● Your task
Below are some records. Say how many of their lines include the string "ylabel", giving only the number.

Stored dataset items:
------------------------------------

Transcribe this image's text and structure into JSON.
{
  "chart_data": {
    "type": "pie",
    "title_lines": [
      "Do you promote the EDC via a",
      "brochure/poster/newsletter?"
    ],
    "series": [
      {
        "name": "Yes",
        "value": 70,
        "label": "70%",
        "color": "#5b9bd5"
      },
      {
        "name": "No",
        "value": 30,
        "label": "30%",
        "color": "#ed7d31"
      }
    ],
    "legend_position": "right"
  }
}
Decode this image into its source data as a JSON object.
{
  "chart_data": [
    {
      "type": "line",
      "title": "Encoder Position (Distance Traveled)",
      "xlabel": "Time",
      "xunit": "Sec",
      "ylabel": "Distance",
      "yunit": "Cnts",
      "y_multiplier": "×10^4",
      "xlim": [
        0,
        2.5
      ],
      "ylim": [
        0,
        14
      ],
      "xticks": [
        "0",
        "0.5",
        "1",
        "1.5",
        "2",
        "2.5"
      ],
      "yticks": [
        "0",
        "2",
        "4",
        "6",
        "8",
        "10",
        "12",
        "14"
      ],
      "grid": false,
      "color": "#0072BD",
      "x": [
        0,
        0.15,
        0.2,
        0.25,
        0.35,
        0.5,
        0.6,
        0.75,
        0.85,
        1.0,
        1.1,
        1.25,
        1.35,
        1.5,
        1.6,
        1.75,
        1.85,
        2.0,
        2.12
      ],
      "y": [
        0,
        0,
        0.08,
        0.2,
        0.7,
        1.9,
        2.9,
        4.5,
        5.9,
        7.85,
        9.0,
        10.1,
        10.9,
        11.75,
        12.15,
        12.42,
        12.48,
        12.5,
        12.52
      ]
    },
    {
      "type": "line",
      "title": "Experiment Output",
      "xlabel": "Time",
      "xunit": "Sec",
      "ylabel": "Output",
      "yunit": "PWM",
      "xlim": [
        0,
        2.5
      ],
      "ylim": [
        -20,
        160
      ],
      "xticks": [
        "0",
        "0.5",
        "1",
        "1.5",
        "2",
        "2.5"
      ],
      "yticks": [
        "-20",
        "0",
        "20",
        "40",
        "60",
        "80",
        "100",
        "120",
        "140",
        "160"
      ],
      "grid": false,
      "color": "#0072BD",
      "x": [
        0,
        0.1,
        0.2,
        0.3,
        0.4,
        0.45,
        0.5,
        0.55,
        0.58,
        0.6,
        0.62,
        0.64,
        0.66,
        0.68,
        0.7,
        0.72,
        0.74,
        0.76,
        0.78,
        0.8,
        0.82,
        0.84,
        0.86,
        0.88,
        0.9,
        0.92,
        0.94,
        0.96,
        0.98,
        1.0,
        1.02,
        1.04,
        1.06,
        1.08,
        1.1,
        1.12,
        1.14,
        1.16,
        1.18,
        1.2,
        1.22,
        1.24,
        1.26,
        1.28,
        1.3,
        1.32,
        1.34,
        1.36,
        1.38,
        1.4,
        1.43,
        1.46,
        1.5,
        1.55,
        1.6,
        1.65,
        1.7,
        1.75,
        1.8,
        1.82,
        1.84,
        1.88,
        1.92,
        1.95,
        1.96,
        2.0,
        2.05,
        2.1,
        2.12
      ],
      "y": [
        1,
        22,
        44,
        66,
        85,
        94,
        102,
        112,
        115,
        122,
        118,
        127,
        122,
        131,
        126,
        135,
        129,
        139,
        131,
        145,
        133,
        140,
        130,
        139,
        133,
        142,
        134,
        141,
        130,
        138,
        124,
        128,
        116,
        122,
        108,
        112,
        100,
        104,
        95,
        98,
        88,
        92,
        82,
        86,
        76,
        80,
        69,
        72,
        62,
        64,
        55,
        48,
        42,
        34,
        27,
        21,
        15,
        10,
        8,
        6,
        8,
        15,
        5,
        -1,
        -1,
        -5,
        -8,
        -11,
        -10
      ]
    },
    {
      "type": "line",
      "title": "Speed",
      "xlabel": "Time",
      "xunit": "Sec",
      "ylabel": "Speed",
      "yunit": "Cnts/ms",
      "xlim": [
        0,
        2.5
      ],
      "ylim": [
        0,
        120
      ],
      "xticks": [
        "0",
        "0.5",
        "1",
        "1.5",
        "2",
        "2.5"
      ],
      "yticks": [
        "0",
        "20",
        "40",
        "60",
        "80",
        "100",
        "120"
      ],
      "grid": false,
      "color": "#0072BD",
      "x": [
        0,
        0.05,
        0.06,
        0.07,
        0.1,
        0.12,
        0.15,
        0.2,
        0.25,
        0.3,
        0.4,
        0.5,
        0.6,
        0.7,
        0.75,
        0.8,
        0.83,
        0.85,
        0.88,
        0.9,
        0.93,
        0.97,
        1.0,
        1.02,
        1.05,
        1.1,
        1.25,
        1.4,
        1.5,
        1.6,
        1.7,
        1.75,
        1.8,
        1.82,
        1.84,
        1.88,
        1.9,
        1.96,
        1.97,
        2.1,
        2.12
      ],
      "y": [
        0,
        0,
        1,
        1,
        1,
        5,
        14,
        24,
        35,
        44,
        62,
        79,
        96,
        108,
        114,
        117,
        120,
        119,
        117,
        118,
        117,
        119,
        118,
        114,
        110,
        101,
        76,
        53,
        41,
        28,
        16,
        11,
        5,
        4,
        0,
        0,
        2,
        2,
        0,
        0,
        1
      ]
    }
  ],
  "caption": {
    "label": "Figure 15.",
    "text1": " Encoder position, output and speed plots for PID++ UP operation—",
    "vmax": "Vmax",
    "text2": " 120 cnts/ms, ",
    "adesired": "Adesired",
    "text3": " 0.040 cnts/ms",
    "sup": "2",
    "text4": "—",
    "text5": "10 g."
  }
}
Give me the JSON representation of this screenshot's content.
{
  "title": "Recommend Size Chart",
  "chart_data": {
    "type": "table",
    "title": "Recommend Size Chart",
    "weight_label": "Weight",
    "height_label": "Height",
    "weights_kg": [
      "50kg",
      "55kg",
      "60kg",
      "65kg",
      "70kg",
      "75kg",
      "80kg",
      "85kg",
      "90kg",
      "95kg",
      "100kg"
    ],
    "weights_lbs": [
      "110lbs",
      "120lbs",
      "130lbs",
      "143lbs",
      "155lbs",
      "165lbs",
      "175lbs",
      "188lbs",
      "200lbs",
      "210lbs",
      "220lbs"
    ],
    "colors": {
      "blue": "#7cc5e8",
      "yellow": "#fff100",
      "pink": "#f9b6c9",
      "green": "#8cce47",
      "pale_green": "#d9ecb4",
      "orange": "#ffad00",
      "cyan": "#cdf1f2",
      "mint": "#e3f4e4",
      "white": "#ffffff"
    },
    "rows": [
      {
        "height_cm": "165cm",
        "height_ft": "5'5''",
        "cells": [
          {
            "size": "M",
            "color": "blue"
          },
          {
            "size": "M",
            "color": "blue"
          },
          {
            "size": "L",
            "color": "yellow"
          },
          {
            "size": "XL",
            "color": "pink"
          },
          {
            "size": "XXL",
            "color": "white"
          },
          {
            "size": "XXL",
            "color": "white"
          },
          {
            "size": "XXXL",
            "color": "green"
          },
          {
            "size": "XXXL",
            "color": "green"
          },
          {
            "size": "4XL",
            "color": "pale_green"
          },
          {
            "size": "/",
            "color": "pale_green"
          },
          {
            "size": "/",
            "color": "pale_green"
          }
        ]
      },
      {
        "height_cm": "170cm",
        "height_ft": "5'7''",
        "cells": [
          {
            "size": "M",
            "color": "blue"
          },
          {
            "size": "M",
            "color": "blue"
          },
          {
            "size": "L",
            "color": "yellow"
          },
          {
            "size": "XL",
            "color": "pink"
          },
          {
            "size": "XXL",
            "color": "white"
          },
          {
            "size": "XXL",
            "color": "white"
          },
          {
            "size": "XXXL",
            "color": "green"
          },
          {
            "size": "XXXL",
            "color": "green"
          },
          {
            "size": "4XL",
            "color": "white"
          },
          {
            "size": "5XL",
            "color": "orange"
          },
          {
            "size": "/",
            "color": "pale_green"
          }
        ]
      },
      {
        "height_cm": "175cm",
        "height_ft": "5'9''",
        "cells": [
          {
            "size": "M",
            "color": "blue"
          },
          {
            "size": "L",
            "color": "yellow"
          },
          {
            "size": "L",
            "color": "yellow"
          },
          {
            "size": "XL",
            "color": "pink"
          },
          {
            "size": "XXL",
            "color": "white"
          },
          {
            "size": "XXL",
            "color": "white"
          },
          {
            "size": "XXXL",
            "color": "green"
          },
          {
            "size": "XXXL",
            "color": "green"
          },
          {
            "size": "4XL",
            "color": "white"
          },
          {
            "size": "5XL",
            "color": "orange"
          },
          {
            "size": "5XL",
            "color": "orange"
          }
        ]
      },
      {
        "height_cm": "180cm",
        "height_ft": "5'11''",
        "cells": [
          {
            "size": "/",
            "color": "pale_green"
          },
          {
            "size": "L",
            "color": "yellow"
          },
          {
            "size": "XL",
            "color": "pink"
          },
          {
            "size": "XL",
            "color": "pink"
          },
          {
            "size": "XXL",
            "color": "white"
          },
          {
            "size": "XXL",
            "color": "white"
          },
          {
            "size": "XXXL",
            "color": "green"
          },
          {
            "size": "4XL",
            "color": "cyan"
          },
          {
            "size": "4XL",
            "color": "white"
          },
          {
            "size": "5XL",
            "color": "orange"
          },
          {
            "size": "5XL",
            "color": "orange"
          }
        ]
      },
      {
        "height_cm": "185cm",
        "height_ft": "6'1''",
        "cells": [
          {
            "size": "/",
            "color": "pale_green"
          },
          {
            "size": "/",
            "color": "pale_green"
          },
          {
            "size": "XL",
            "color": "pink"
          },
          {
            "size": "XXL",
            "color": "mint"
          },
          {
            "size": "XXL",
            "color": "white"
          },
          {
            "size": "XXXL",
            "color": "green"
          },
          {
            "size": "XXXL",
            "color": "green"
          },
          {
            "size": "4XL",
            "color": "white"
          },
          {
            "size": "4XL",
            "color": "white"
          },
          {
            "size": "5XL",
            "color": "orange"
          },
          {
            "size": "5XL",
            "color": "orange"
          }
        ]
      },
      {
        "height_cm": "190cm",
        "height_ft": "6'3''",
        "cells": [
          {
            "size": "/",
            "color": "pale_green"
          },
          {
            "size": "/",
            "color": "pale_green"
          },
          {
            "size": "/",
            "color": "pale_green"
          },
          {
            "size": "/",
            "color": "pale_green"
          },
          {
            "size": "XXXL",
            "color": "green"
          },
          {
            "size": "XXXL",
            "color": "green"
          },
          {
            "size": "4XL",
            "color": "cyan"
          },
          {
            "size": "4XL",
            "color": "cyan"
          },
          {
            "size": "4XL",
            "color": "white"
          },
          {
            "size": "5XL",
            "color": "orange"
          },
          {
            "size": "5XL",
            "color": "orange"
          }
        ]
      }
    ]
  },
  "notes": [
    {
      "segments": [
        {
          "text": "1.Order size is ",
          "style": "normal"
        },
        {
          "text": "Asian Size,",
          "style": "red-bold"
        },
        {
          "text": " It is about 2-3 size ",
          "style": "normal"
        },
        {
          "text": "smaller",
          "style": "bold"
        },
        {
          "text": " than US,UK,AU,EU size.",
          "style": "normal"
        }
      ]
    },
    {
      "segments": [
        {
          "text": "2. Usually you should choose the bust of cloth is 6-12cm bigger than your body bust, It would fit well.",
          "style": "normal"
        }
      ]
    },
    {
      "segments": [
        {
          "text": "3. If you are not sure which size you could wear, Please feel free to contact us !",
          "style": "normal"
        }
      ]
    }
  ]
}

------------------------------------

● Answer to the task
3